* The exercise *
Pull out every line in the data that has the string "návrhu" in it.

_ _ _ _ _ _ _

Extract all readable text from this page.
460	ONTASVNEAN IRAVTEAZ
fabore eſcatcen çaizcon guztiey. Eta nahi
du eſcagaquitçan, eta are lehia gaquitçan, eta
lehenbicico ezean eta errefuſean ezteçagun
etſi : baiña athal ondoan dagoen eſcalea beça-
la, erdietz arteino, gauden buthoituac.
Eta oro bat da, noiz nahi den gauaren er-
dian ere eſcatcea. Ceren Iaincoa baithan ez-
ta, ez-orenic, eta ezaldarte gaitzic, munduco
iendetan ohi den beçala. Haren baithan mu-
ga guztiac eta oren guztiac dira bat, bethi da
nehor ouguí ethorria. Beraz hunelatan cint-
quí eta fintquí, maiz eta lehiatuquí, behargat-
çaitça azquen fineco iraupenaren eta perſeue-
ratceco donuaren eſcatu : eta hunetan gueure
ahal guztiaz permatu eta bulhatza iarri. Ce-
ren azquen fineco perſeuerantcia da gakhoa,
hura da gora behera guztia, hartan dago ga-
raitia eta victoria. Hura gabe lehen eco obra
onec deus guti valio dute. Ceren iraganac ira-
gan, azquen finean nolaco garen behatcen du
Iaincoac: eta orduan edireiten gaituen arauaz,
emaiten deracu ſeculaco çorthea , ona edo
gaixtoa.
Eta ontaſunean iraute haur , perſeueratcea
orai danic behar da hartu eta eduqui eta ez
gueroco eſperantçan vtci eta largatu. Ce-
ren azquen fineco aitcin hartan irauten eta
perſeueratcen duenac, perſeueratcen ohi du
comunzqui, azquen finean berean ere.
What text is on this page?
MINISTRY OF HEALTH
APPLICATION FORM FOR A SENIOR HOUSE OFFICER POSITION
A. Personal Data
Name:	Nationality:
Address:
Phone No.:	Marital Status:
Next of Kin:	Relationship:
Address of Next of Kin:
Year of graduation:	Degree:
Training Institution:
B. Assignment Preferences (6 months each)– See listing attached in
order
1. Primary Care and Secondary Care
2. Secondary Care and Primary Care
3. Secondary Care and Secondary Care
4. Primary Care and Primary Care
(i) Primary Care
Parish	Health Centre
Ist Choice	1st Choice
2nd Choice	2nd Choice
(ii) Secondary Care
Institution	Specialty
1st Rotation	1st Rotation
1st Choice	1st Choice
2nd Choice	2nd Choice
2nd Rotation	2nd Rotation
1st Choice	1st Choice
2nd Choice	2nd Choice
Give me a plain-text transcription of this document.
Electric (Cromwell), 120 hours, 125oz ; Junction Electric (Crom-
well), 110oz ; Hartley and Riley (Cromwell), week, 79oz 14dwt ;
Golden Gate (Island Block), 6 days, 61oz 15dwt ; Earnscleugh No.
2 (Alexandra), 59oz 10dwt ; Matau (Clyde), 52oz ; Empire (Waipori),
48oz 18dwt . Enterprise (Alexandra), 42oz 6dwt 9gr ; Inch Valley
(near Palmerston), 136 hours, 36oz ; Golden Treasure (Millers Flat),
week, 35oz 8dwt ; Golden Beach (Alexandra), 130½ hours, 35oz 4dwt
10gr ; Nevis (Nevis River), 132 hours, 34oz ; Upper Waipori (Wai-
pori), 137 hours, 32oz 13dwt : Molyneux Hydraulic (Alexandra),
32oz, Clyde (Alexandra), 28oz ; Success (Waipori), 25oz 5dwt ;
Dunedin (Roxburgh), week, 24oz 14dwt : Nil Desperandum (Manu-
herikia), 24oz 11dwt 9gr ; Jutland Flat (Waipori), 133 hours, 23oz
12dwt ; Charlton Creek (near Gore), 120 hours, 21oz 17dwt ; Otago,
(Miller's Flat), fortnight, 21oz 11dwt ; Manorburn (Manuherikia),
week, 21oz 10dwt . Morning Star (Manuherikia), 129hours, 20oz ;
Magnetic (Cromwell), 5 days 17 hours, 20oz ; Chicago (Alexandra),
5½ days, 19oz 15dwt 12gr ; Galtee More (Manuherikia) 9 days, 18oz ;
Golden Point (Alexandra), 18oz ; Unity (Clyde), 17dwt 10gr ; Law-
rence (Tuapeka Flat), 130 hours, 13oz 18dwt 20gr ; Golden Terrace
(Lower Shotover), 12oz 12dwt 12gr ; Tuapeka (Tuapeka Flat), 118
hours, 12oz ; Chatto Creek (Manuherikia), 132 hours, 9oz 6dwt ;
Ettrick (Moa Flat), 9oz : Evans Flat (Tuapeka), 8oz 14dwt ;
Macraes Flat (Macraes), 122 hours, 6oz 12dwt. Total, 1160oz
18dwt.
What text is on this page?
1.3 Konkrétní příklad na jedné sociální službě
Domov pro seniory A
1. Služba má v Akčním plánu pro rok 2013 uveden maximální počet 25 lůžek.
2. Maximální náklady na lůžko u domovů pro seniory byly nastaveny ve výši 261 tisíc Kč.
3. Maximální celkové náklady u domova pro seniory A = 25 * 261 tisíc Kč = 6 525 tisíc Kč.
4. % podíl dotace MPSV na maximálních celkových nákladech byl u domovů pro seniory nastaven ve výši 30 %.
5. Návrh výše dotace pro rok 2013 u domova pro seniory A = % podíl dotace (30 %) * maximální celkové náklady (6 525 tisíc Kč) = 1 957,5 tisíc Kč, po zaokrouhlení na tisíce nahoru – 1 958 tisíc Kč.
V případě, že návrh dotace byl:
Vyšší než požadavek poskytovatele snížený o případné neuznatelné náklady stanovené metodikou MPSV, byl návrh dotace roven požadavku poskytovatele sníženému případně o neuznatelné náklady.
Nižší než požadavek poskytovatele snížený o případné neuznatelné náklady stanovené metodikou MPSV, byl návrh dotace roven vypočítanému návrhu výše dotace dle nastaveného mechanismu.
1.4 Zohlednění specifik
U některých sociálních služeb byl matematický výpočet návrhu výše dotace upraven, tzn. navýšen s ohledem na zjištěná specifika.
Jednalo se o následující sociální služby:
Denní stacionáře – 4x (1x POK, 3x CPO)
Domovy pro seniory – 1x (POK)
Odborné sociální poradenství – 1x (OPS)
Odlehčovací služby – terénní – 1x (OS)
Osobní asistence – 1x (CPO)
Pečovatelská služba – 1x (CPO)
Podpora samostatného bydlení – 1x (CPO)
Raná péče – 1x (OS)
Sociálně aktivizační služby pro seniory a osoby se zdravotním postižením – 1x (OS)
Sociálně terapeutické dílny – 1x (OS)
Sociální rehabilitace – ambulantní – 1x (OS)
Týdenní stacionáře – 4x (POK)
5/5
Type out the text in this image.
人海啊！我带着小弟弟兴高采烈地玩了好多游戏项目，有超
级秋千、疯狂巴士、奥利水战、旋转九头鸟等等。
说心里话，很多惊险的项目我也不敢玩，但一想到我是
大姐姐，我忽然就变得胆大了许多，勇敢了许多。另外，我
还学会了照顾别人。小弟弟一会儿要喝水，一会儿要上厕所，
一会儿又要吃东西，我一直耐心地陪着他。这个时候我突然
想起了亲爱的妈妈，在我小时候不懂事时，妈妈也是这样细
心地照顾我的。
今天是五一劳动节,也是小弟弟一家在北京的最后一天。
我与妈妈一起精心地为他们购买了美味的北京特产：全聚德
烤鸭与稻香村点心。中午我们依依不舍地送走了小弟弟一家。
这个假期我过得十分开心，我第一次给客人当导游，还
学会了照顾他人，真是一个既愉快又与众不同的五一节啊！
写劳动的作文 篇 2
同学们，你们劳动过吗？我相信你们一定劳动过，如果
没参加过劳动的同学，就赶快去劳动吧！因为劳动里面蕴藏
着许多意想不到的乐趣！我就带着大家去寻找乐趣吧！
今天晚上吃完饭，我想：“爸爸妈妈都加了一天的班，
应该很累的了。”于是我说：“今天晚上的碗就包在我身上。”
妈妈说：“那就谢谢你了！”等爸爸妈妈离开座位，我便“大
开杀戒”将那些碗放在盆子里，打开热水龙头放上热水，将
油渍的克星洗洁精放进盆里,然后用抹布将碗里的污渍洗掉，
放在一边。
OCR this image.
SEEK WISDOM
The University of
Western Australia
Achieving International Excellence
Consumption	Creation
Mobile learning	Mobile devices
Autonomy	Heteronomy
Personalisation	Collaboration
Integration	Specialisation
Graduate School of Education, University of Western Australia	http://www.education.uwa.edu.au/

_ _ _ _ _ _ _

* Answer for the task *
Nižší než požadavek poskytovatele snížený o případné neuznatelné náklady stanovené metodikou MPSV, byl návrh dotace roven vypočítanému návrhu výše dotace dle nastaveného mechanismu.
U některých sociálních služeb byl matematický výpočet návrhu výše dotace upraven, tzn. navýšen s ohledem na zjištěná specifika.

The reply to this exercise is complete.